*PROBLEM TO WORK ON*: The data below should be restated word for word, with every picture omitted.

Dataset items
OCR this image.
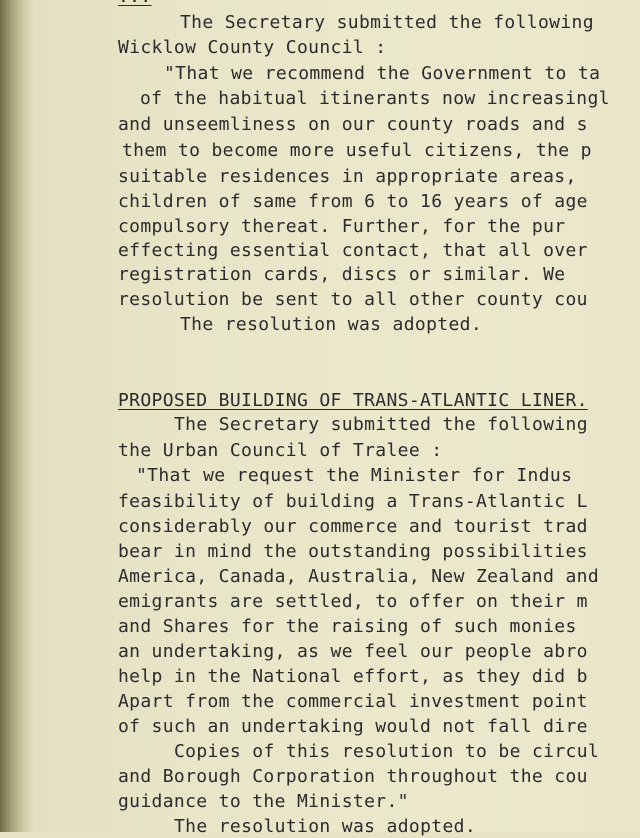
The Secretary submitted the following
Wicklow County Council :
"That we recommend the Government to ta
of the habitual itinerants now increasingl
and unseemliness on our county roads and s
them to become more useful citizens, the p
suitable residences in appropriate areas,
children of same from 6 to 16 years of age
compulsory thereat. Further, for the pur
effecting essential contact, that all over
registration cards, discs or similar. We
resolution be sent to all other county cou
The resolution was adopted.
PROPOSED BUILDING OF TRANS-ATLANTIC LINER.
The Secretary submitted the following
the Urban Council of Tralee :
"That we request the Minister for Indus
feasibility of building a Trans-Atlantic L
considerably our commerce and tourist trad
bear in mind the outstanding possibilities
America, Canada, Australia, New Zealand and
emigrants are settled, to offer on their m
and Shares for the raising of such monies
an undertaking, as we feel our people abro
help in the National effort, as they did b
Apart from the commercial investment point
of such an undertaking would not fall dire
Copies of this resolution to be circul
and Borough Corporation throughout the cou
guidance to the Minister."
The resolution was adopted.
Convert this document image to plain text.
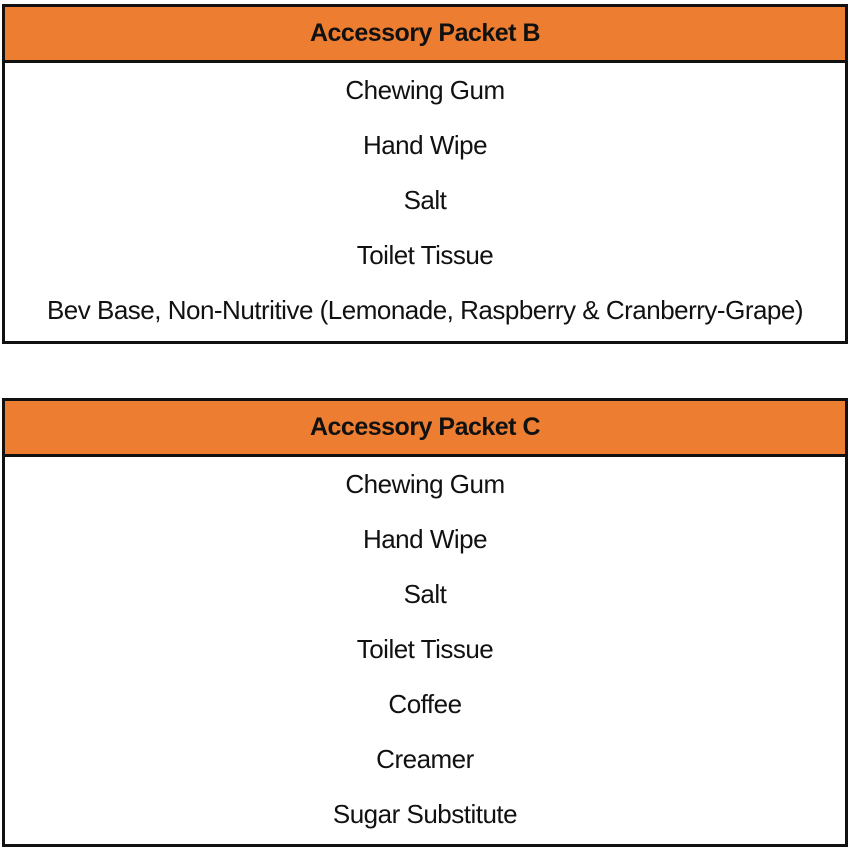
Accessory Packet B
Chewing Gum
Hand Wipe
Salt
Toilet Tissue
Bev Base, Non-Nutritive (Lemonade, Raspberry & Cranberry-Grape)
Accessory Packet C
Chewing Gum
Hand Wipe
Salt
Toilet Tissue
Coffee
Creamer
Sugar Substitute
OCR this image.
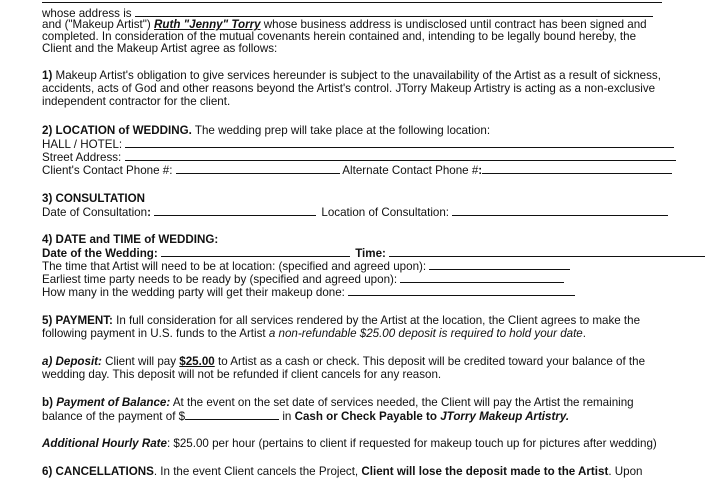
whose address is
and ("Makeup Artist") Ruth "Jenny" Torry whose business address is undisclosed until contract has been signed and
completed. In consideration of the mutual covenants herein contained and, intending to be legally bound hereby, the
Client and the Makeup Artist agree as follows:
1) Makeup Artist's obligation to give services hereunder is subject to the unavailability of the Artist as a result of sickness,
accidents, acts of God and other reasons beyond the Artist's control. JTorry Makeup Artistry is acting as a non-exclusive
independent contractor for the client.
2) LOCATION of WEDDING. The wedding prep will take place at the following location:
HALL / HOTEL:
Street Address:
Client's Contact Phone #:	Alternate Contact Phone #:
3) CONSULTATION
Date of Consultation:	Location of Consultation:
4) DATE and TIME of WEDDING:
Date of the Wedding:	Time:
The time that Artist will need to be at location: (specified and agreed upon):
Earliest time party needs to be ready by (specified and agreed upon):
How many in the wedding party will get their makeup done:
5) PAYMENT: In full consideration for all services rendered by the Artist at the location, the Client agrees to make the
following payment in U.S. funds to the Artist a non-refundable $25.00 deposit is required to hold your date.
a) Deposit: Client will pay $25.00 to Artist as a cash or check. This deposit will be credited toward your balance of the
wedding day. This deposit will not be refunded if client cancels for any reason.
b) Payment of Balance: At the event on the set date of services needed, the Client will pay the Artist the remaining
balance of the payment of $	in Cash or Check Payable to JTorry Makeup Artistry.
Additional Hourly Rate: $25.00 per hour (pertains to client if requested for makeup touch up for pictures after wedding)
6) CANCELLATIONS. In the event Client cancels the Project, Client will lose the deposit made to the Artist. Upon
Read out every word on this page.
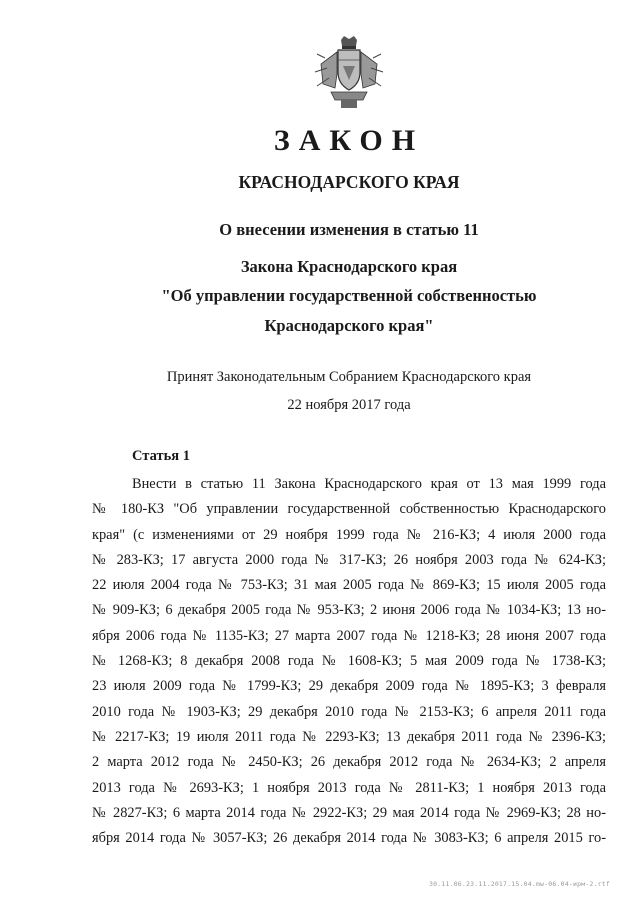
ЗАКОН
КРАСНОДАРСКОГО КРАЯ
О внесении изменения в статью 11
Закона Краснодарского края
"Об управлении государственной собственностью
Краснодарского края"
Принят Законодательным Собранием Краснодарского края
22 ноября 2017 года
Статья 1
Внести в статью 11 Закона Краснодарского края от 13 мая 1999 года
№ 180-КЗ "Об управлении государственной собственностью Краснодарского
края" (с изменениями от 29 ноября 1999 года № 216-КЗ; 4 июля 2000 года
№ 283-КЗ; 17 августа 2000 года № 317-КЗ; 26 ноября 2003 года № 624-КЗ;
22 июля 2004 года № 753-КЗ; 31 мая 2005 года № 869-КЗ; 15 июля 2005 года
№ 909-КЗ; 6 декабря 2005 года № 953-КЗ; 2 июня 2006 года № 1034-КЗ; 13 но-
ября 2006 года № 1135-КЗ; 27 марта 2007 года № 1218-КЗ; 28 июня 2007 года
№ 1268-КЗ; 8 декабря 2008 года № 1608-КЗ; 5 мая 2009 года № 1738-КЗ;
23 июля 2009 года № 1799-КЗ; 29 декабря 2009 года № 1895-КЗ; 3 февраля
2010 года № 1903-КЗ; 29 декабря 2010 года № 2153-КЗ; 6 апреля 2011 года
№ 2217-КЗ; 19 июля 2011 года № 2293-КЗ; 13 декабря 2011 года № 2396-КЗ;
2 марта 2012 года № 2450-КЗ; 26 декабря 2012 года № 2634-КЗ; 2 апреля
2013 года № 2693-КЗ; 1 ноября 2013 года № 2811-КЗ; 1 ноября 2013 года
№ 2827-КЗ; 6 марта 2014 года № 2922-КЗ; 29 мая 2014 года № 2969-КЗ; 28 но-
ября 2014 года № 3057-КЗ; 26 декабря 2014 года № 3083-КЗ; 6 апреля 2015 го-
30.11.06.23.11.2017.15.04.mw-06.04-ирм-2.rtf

*THE ANSWER*:
OCR this image.
The Secretary submitted the following
Wicklow County Council :
"That we recommend the Government to ta
of the habitual itinerants now increasingl
and unseemliness on our county roads and s
them to become more useful citizens, the p
suitable residences in appropriate areas,
children of same from 6 to 16 years of age
compulsory thereat. Further, for the pur
effecting essential contact, that all over
registration cards, discs or similar. We
resolution be sent to all other county cou
The resolution was adopted.
PROPOSED BUILDING OF TRANS-ATLANTIC LINER.
The Secretary submitted the following
the Urban Council of Tralee :
"That we request the Minister for Indus
feasibility of building a Trans-Atlantic L
considerably our commerce and tourist trad
bear in mind the outstanding possibilities
America, Canada, Australia, New Zealand and
emigrants are settled, to offer on their m
and Shares for the raising of such monies
an undertaking, as we feel our people abro
help in the National effort, as they did b
Apart from the commercial investment point
of such an undertaking would not fall dire
Copies of this resolution to be circul
and Borough Corporation throughout the cou
guidance to the Minister."
The resolution was adopted.
Convert this document image to plain text.
Accessory Packet B
Chewing Gum
Hand Wipe
Salt
Toilet Tissue
Bev Base, Non-Nutritive (Lemonade, Raspberry & Cranberry-Grape)
Accessory Packet C
Chewing Gum
Hand Wipe
Salt
Toilet Tissue
Coffee
Creamer
Sugar Substitute
OCR this image.
whose address is
and ("Makeup Artist") Ruth "Jenny" Torry whose business address is undisclosed until contract has been signed and
completed. In consideration of the mutual covenants herein contained and, intending to be legally bound hereby, the
Client and the Makeup Artist agree as follows:
1) Makeup Artist's obligation to give services hereunder is subject to the unavailability of the Artist as a result of sickness,
accidents, acts of God and other reasons beyond the Artist's control. JTorry Makeup Artistry is acting as a non-exclusive
independent contractor for the client.
2) LOCATION of WEDDING. The wedding prep will take place at the following location:
HALL / HOTEL:
Street Address:
Client's Contact Phone #:	Alternate Contact Phone #:
3) CONSULTATION
Date of Consultation:	Location of Consultation:
4) DATE and TIME of WEDDING:
Date of the Wedding:	Time:
The time that Artist will need to be at location: (specified and agreed upon):
Earliest time party needs to be ready by (specified and agreed upon):
How many in the wedding party will get their makeup done:
5) PAYMENT: In full consideration for all services rendered by the Artist at the location, the Client agrees to make the
following payment in U.S. funds to the Artist a non-refundable $25.00 deposit is required to hold your date.
a) Deposit: Client will pay $25.00 to Artist as a cash or check. This deposit will be credited toward your balance of the
wedding day. This deposit will not be refunded if client cancels for any reason.
b) Payment of Balance: At the event on the set date of services needed, the Client will pay the Artist the remaining
balance of the payment of $	in Cash or Check Payable to JTorry Makeup Artistry.
Additional Hourly Rate: $25.00 per hour (pertains to client if requested for makeup touch up for pictures after wedding)
6) CANCELLATIONS. In the event Client cancels the Project, Client will lose the deposit made to the Artist. Upon
Read out every word on this page.
ЗАКОН
КРАСНОДАРСКОГО КРАЯ
О внесении изменения в статью 11
Закона Краснодарского края
"Об управлении государственной собственностью
Краснодарского края"
Принят Законодательным Собранием Краснодарского края
22 ноября 2017 года
Статья 1
Внести в статью 11 Закона Краснодарского края от 13 мая 1999 года
№ 180-КЗ "Об управлении государственной собственностью Краснодарского
края" (с изменениями от 29 ноября 1999 года № 216-КЗ; 4 июля 2000 года
№ 283-КЗ; 17 августа 2000 года № 317-КЗ; 26 ноября 2003 года № 624-КЗ;
22 июля 2004 года № 753-КЗ; 31 мая 2005 года № 869-КЗ; 15 июля 2005 года
№ 909-КЗ; 6 декабря 2005 года № 953-КЗ; 2 июня 2006 года № 1034-КЗ; 13 но-
ября 2006 года № 1135-КЗ; 27 марта 2007 года № 1218-КЗ; 28 июня 2007 года
№ 1268-КЗ; 8 декабря 2008 года № 1608-КЗ; 5 мая 2009 года № 1738-КЗ;
23 июля 2009 года № 1799-КЗ; 29 декабря 2009 года № 1895-КЗ; 3 февраля
2010 года № 1903-КЗ; 29 декабря 2010 года № 2153-КЗ; 6 апреля 2011 года
№ 2217-КЗ; 19 июля 2011 года № 2293-КЗ; 13 декабря 2011 года № 2396-КЗ;
2 марта 2012 года № 2450-КЗ; 26 декабря 2012 года № 2634-КЗ; 2 апреля
2013 года № 2693-КЗ; 1 ноября 2013 года № 2811-КЗ; 1 ноября 2013 года
№ 2827-КЗ; 6 марта 2014 года № 2922-КЗ; 29 мая 2014 года № 2969-КЗ; 28 но-
ября 2014 года № 3057-КЗ; 26 декабря 2014 года № 3083-КЗ; 6 апреля 2015 го-
30.11.06.23.11.2017.15.04.mw-06.04-ирм-2.rtf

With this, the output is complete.